─── Entries provided ───
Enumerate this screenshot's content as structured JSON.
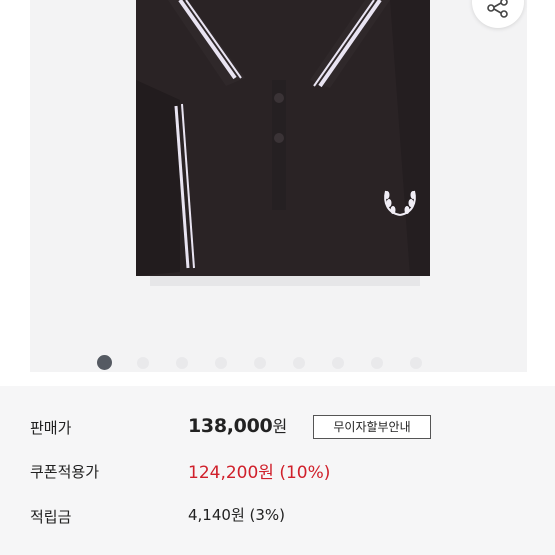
{
  "gallery": {
    "image_count": 9,
    "active_index": 0
  },
  "icons": {
    "share": "share-icon",
    "brand_logo": "laurel-wreath-icon"
  },
  "colors": {
    "shirt": "#2a2325",
    "tipping": "#e9e4f2",
    "price_red": "#d0202b",
    "panel_bg": "#f6f6f7"
  },
  "price": {
    "sale_label": "판매가",
    "sale_amount": "138,000",
    "sale_unit": "원",
    "interest_free_button": "무이자할부안내",
    "coupon_label": "쿠폰적용가",
    "coupon_value": "124,200원 (10%)",
    "points_label": "적립금",
    "points_value": "4,140원 (3%)"
  }
}
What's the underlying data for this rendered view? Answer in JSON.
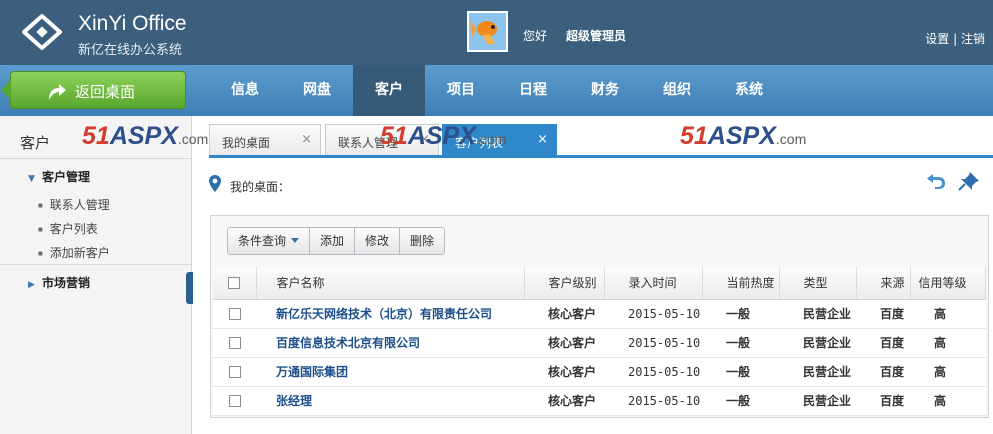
{
  "header": {
    "brand_title": "XinYi Office",
    "brand_subtitle": "新亿在线办公系统",
    "greeting": "您好",
    "username": "超级管理员",
    "settings_link": "设置",
    "link_separator": "|",
    "logout_link": "注销"
  },
  "nav": {
    "back_label": "返回桌面",
    "items": [
      {
        "label": "信息"
      },
      {
        "label": "网盘"
      },
      {
        "label": "客户",
        "active": true
      },
      {
        "label": "项目"
      },
      {
        "label": "日程"
      },
      {
        "label": "财务"
      },
      {
        "label": "组织"
      },
      {
        "label": "系统"
      }
    ]
  },
  "sidebar": {
    "title": "客户",
    "groups": [
      {
        "label": "客户管理",
        "expanded": true,
        "items": [
          "联系人管理",
          "客户列表",
          "添加新客户"
        ]
      },
      {
        "label": "市场营销",
        "expanded": false,
        "items": []
      }
    ]
  },
  "watermark": {
    "number": "51",
    "brand": "ASPX",
    "tld": ".com"
  },
  "tabs": [
    {
      "label": "我的桌面",
      "close": "×"
    },
    {
      "label": "联系人管理",
      "close": "×"
    },
    {
      "label": "客户列表",
      "close": "×",
      "active": true
    }
  ],
  "breadcrumb": {
    "text": "我的桌面："
  },
  "toolbar": {
    "query_label": "条件查询",
    "add_label": "添加",
    "edit_label": "修改",
    "delete_label": "删除"
  },
  "table": {
    "columns": [
      "客户名称",
      "客户级别",
      "录入时间",
      "当前热度",
      "类型",
      "来源",
      "信用等级"
    ],
    "rows": [
      [
        "新亿乐天网络技术（北京）有限责任公司",
        "核心客户",
        "2015-05-10",
        "一般",
        "民营企业",
        "百度",
        "高"
      ],
      [
        "百度信息技术北京有限公司",
        "核心客户",
        "2015-05-10",
        "一般",
        "民营企业",
        "百度",
        "高"
      ],
      [
        "万通国际集团",
        "核心客户",
        "2015-05-10",
        "一般",
        "民营企业",
        "百度",
        "高"
      ],
      [
        "张经理",
        "核心客户",
        "2015-05-10",
        "一般",
        "民营企业",
        "百度",
        "高"
      ]
    ]
  },
  "colors": {
    "header_bg": "#3b5f7c",
    "nav_bg": "#4f8fc2",
    "nav_active": "#355a78",
    "back_button": "#6cb83a",
    "tab_active": "#2e87c8",
    "link_text": "#1d4f8a"
  }
}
───
§ Problem to work on
Repeat the material above verbatim, with no pictures in the output.

§ Response
Enumerate this screenshot's content as structured JSON.
{
  "gallery": {
    "image_count": 9,
    "active_index": 0
  },
  "icons": {
    "share": "share-icon",
    "brand_logo": "laurel-wreath-icon"
  },
  "colors": {
    "shirt": "#2a2325",
    "tipping": "#e9e4f2",
    "price_red": "#d0202b",
    "panel_bg": "#f6f6f7"
  },
  "price": {
    "sale_label": "판매가",
    "sale_amount": "138,000",
    "sale_unit": "원",
    "interest_free_button": "무이자할부안내",
    "coupon_label": "쿠폰적용가",
    "coupon_value": "124,200원 (10%)",
    "points_label": "적립금",
    "points_value": "4,140원 (3%)"
  }
}
What's the underlying data for this rendered view? Answer in JSON.
{
  "header": {
    "brand_title": "XinYi Office",
    "brand_subtitle": "新亿在线办公系统",
    "greeting": "您好",
    "username": "超级管理员",
    "settings_link": "设置",
    "link_separator": "|",
    "logout_link": "注销"
  },
  "nav": {
    "back_label": "返回桌面",
    "items": [
      {
        "label": "信息"
      },
      {
        "label": "网盘"
      },
      {
        "label": "客户",
        "active": true
      },
      {
        "label": "项目"
      },
      {
        "label": "日程"
      },
      {
        "label": "财务"
      },
      {
        "label": "组织"
      },
      {
        "label": "系统"
      }
    ]
  },
  "sidebar": {
    "title": "客户",
    "groups": [
      {
        "label": "客户管理",
        "expanded": true,
        "items": [
          "联系人管理",
          "客户列表",
          "添加新客户"
        ]
      },
      {
        "label": "市场营销",
        "expanded": false,
        "items": []
      }
    ]
  },
  "watermark": {
    "number": "51",
    "brand": "ASPX",
    "tld": ".com"
  },
  "tabs": [
    {
      "label": "我的桌面",
      "close": "×"
    },
    {
      "label": "联系人管理",
      "close": "×"
    },
    {
      "label": "客户列表",
      "close": "×",
      "active": true
    }
  ],
  "breadcrumb": {
    "text": "我的桌面："
  },
  "toolbar": {
    "query_label": "条件查询",
    "add_label": "添加",
    "edit_label": "修改",
    "delete_label": "删除"
  },
  "table": {
    "columns": [
      "客户名称",
      "客户级别",
      "录入时间",
      "当前热度",
      "类型",
      "来源",
      "信用等级"
    ],
    "rows": [
      [
        "新亿乐天网络技术（北京）有限责任公司",
        "核心客户",
        "2015-05-10",
        "一般",
        "民营企业",
        "百度",
        "高"
      ],
      [
        "百度信息技术北京有限公司",
        "核心客户",
        "2015-05-10",
        "一般",
        "民营企业",
        "百度",
        "高"
      ],
      [
        "万通国际集团",
        "核心客户",
        "2015-05-10",
        "一般",
        "民营企业",
        "百度",
        "高"
      ],
      [
        "张经理",
        "核心客户",
        "2015-05-10",
        "一般",
        "民营企业",
        "百度",
        "高"
      ]
    ]
  },
  "colors": {
    "header_bg": "#3b5f7c",
    "nav_bg": "#4f8fc2",
    "nav_active": "#355a78",
    "back_button": "#6cb83a",
    "tab_active": "#2e87c8",
    "link_text": "#1d4f8a"
  }
}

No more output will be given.